» Problem to solve: Copy all lines holding the word "randomly" from the entries.

## Start Input material

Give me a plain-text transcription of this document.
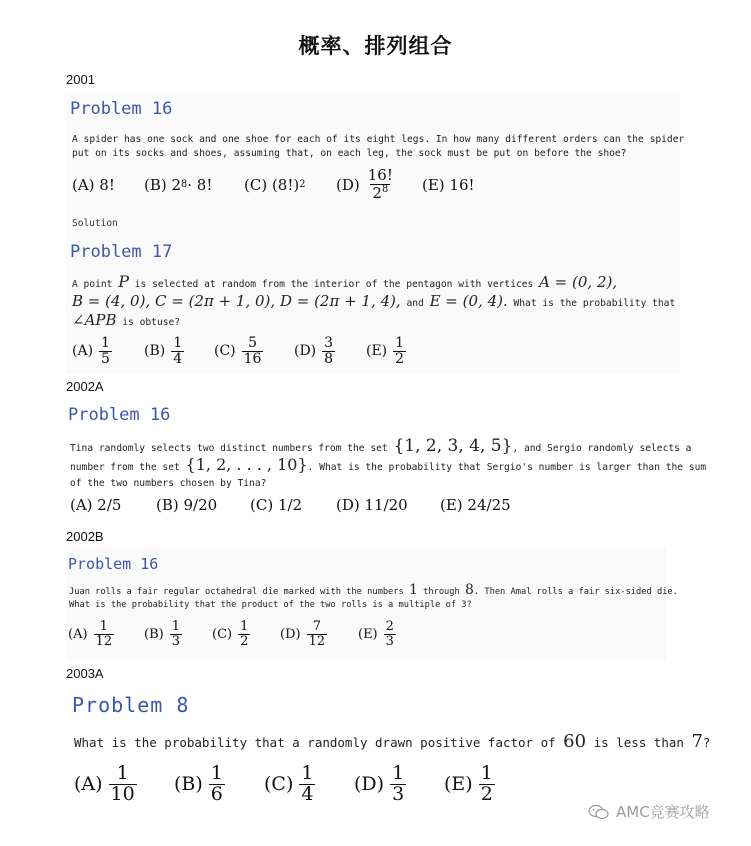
概率、排列组合
2001
Problem 16
A spider has one sock and one shoe for each of its eight legs. In how many different orders can the spider
put on its socks and shoes, assuming that, on each leg, the sock must be put on before the shoe?
(A) 8! (B) 2 8 · 8! (C) (8!) 2 $(D) \frac{16!}{2^8} (E)$ 16!
Solution
Problem 17
A point P is selected at random from the interior of the pentagon with vertices A = (0, 2),
B = (4, 0), C = (2π + 1, 0), D = (2π + 1, 4), and E = (0, 4). What is the probability that
∠APB is obtuse?
$(A) \frac{1}{5} (B) \frac{1}{4} (C) \frac{5}{16} (D) \frac{3}{8} (E) \frac{1}{2}$
2002A
Problem 16
Tina randomly selects two distinct numbers from the set {1, 2, 3, 4, 5}, and Sergio randomly selects a
number from the set {1, 2, . . . , 10}. What is the probability that Sergio's number is larger than the sum
of the two numbers chosen by Tina?
(A) 2/5	(B) 9/20	(C) 1/2	(D) 11/20	(E) 24/25
2002B
Problem 16
Juan rolls a fair regular octahedral die marked with the numbers 1 through 8. Then Amal rolls a fair six-sided die.
What is the probability that the product of the two rolls is a multiple of 3?
$(A) \frac{1}{12} (B) \frac{1}{3} (C) \frac{1}{2} (D) \frac{7}{12} (E) \frac{2}{3}$
2003A
Problem 8
What is the probability that a randomly drawn positive factor of 60 is less than 7?
$(A) \frac{1}{10} (B) \frac{1}{6} (C) \frac{1}{4} (D) \frac{1}{3} (E) \frac{1}{2}$
AMC竞赛攻略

## End Input material

» Exercise solution:
Tina randomly selects two distinct numbers from the set {1, 2, 3, 4, 5}, and Sergio randomly selects a
What is the probability that a randomly drawn positive factor of 60 is less than 7?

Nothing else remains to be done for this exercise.